● **WHAT YOU NEED TO DO**
Count every line of the material that holds the string "услуг". Respond with the total only.

● **AVAILABLE RECORDS**
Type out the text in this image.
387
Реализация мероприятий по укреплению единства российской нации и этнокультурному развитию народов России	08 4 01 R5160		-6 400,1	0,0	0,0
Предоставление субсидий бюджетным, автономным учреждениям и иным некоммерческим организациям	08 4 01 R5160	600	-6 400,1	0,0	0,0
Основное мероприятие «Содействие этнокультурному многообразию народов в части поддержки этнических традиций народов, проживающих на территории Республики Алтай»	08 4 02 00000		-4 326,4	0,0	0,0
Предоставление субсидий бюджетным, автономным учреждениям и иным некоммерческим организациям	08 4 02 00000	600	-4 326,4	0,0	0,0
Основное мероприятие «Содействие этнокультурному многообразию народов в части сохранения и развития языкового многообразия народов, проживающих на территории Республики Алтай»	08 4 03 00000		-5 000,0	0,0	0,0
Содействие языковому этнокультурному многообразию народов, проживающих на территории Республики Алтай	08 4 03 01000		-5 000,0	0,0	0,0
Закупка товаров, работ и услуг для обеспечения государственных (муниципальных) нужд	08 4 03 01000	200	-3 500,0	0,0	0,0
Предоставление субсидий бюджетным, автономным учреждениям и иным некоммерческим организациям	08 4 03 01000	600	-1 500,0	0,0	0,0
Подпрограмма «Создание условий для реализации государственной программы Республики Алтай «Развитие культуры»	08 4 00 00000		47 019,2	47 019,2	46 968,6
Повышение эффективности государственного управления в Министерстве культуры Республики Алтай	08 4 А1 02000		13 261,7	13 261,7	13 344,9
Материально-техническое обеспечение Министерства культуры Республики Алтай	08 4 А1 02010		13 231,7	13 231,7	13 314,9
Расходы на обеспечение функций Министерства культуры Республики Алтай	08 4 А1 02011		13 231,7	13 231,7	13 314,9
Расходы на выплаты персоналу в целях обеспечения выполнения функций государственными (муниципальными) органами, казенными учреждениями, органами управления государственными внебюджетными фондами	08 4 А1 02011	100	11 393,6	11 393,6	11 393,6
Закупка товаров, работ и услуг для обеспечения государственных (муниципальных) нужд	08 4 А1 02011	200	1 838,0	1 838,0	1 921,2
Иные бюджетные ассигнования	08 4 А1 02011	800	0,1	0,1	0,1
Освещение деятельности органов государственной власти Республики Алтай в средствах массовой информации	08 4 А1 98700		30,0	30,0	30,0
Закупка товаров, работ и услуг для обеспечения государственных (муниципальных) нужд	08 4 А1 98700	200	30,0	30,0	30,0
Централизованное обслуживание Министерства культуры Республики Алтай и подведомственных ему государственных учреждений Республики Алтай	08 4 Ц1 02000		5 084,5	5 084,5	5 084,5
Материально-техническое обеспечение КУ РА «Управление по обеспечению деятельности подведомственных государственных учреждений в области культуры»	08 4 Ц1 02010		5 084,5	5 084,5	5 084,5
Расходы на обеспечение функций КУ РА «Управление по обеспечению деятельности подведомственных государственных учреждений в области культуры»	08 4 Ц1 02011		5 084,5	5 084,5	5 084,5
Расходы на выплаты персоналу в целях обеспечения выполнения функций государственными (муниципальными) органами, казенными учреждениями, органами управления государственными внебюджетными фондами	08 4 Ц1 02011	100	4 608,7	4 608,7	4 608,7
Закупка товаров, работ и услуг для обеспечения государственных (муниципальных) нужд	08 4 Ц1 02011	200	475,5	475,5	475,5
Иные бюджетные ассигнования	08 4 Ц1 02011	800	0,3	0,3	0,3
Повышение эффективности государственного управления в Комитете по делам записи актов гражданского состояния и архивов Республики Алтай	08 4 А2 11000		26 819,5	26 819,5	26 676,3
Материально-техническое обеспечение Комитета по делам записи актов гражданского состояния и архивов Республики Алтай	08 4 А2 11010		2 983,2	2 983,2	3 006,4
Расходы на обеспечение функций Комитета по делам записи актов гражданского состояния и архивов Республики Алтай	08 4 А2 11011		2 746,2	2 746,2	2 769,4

● **ANSWER TO THE TASK**
4